_Exercise aim:_ Go through the data below and copy it exactly, skipping every picture.

_Record list:_
####

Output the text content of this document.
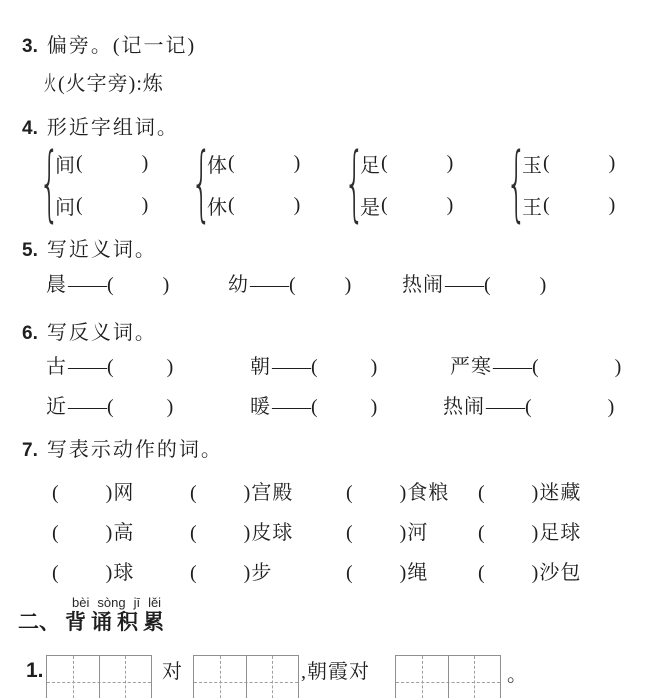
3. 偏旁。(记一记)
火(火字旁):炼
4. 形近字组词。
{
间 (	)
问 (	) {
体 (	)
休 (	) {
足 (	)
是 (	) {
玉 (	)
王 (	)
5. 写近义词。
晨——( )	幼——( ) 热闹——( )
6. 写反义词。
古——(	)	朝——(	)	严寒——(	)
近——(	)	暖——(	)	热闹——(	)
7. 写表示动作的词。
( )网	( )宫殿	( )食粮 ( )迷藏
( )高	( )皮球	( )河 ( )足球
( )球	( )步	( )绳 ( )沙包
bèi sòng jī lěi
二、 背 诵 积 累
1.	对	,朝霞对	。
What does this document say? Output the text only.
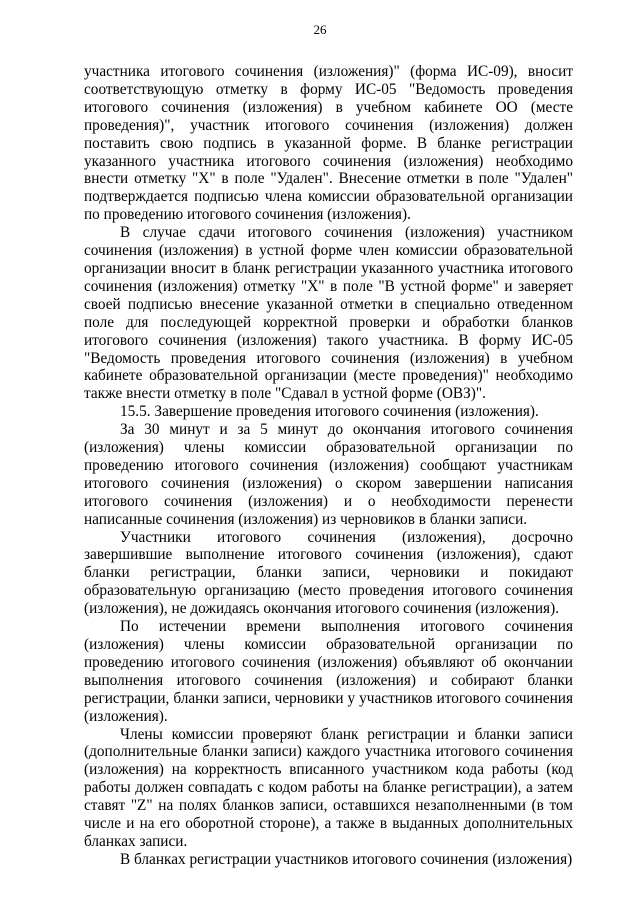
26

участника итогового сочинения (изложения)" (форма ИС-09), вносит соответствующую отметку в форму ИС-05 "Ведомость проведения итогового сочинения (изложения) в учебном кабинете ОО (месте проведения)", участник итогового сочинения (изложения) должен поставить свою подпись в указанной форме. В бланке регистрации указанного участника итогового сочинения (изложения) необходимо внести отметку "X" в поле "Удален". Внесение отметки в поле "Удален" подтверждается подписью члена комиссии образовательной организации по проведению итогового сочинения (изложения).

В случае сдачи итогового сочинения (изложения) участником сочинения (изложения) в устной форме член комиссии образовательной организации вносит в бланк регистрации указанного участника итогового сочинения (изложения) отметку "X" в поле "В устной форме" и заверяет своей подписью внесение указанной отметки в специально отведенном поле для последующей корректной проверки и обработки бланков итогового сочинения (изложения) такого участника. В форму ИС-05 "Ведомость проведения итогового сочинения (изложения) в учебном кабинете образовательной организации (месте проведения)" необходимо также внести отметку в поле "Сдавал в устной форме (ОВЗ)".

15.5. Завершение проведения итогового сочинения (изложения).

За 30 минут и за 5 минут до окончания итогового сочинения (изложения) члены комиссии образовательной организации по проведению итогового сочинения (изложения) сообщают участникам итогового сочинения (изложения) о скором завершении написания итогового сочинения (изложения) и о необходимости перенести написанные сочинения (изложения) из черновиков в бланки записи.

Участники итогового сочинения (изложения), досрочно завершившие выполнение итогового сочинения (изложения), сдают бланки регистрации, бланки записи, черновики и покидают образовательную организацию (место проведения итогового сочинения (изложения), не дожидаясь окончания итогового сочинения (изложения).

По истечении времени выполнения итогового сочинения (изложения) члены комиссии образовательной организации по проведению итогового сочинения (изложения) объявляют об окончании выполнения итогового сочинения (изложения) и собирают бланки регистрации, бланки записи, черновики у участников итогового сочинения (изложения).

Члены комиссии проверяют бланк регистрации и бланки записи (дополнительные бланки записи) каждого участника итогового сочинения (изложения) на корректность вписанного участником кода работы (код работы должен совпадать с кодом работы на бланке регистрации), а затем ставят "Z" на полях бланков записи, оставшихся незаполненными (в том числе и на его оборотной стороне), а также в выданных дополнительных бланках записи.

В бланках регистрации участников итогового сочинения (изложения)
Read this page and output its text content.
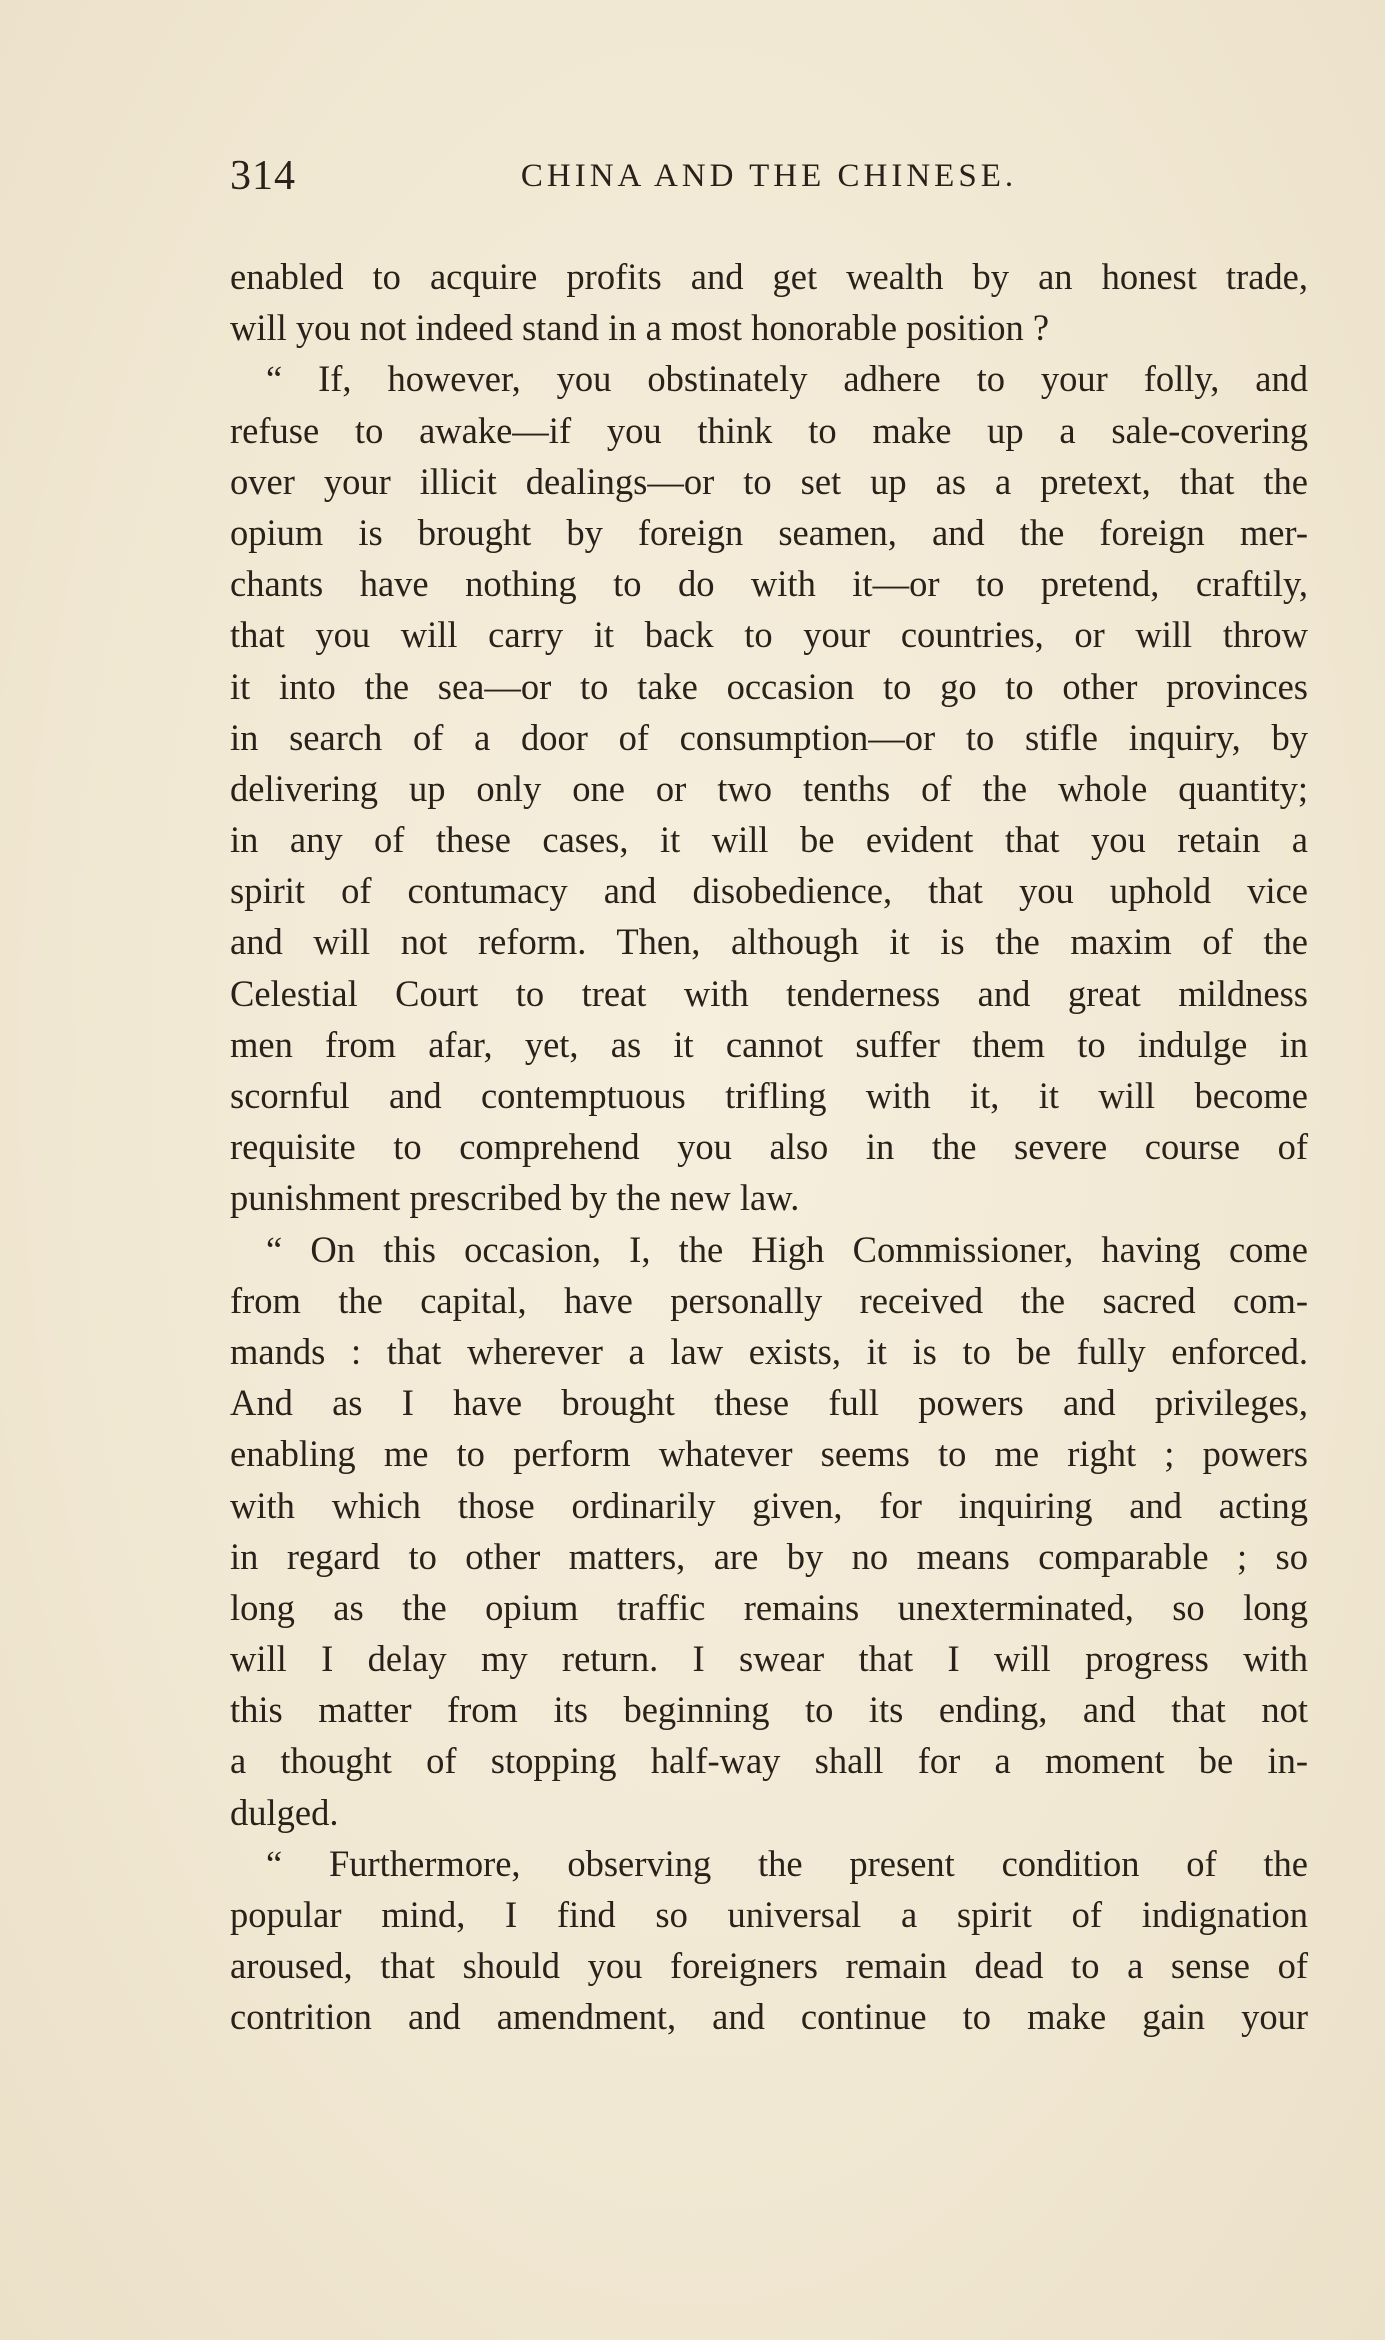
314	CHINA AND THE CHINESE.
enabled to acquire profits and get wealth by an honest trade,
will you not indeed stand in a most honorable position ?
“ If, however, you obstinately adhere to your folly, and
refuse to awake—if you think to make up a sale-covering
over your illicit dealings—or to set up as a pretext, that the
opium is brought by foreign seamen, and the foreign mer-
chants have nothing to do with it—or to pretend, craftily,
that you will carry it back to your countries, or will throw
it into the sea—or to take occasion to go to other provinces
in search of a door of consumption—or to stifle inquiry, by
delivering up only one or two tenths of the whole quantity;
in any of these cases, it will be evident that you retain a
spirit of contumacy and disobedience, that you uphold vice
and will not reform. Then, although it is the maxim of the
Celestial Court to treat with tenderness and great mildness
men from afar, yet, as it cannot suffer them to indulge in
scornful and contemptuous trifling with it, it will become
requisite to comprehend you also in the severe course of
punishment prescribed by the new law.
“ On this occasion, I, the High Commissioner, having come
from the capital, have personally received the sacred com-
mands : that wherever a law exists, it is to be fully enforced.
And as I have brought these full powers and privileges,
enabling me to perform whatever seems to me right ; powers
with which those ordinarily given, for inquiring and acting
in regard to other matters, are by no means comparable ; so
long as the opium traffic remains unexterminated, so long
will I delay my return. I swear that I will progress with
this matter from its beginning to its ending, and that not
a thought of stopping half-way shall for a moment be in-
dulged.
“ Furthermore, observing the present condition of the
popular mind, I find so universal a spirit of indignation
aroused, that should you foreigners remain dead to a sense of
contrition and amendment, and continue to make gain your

####

_Task answer:_
Output the text content of this document.
3. 偏旁。(记一记)
火(火字旁):炼
4. 形近字组词。
{
间 (	)
问 (	) {
体 (	)
休 (	) {
足 (	)
是 (	) {
玉 (	)
王 (	)
5. 写近义词。
晨——( )	幼——( ) 热闹——( )
6. 写反义词。
古——(	)	朝——(	)	严寒——(	)
近——(	)	暖——(	)	热闹——(	)
7. 写表示动作的词。
( )网	( )宫殿	( )食粮 ( )迷藏
( )高	( )皮球	( )河 ( )足球
( )球	( )步	( )绳 ( )沙包
bèi sòng jī lěi
二、 背 诵 积 累
1.	对	,朝霞对	。
What does this document say? Output the text only.
26

участника итогового сочинения (изложения)" (форма ИС-09), вносит соответствующую отметку в форму ИС-05 "Ведомость проведения итогового сочинения (изложения) в учебном кабинете ОО (месте проведения)", участник итогового сочинения (изложения) должен поставить свою подпись в указанной форме. В бланке регистрации указанного участника итогового сочинения (изложения) необходимо внести отметку "X" в поле "Удален". Внесение отметки в поле "Удален" подтверждается подписью члена комиссии образовательной организации по проведению итогового сочинения (изложения).

В случае сдачи итогового сочинения (изложения) участником сочинения (изложения) в устной форме член комиссии образовательной организации вносит в бланк регистрации указанного участника итогового сочинения (изложения) отметку "X" в поле "В устной форме" и заверяет своей подписью внесение указанной отметки в специально отведенном поле для последующей корректной проверки и обработки бланков итогового сочинения (изложения) такого участника. В форму ИС-05 "Ведомость проведения итогового сочинения (изложения) в учебном кабинете образовательной организации (месте проведения)" необходимо также внести отметку в поле "Сдавал в устной форме (ОВЗ)".

15.5. Завершение проведения итогового сочинения (изложения).

За 30 минут и за 5 минут до окончания итогового сочинения (изложения) члены комиссии образовательной организации по проведению итогового сочинения (изложения) сообщают участникам итогового сочинения (изложения) о скором завершении написания итогового сочинения (изложения) и о необходимости перенести написанные сочинения (изложения) из черновиков в бланки записи.

Участники итогового сочинения (изложения), досрочно завершившие выполнение итогового сочинения (изложения), сдают бланки регистрации, бланки записи, черновики и покидают образовательную организацию (место проведения итогового сочинения (изложения), не дожидаясь окончания итогового сочинения (изложения).

По истечении времени выполнения итогового сочинения (изложения) члены комиссии образовательной организации по проведению итогового сочинения (изложения) объявляют об окончании выполнения итогового сочинения (изложения) и собирают бланки регистрации, бланки записи, черновики у участников итогового сочинения (изложения).

Члены комиссии проверяют бланк регистрации и бланки записи (дополнительные бланки записи) каждого участника итогового сочинения (изложения) на корректность вписанного участником кода работы (код работы должен совпадать с кодом работы на бланке регистрации), а затем ставят "Z" на полях бланков записи, оставшихся незаполненными (в том числе и на его оборотной стороне), а также в выданных дополнительных бланках записи.

В бланках регистрации участников итогового сочинения (изложения)
Read this page and output its text content.
314	CHINA AND THE CHINESE.
enabled to acquire profits and get wealth by an honest trade,
will you not indeed stand in a most honorable position ?
“ If, however, you obstinately adhere to your folly, and
refuse to awake—if you think to make up a sale-covering
over your illicit dealings—or to set up as a pretext, that the
opium is brought by foreign seamen, and the foreign mer-
chants have nothing to do with it—or to pretend, craftily,
that you will carry it back to your countries, or will throw
it into the sea—or to take occasion to go to other provinces
in search of a door of consumption—or to stifle inquiry, by
delivering up only one or two tenths of the whole quantity;
in any of these cases, it will be evident that you retain a
spirit of contumacy and disobedience, that you uphold vice
and will not reform. Then, although it is the maxim of the
Celestial Court to treat with tenderness and great mildness
men from afar, yet, as it cannot suffer them to indulge in
scornful and contemptuous trifling with it, it will become
requisite to comprehend you also in the severe course of
punishment prescribed by the new law.
“ On this occasion, I, the High Commissioner, having come
from the capital, have personally received the sacred com-
mands : that wherever a law exists, it is to be fully enforced.
And as I have brought these full powers and privileges,
enabling me to perform whatever seems to me right ; powers
with which those ordinarily given, for inquiring and acting
in regard to other matters, are by no means comparable ; so
long as the opium traffic remains unexterminated, so long
will I delay my return. I swear that I will progress with
this matter from its beginning to its ending, and that not
a thought of stopping half-way shall for a moment be in-
dulged.
“ Furthermore, observing the present condition of the
popular mind, I find so universal a spirit of indignation
aroused, that should you foreigners remain dead to a sense of
contrition and amendment, and continue to make gain your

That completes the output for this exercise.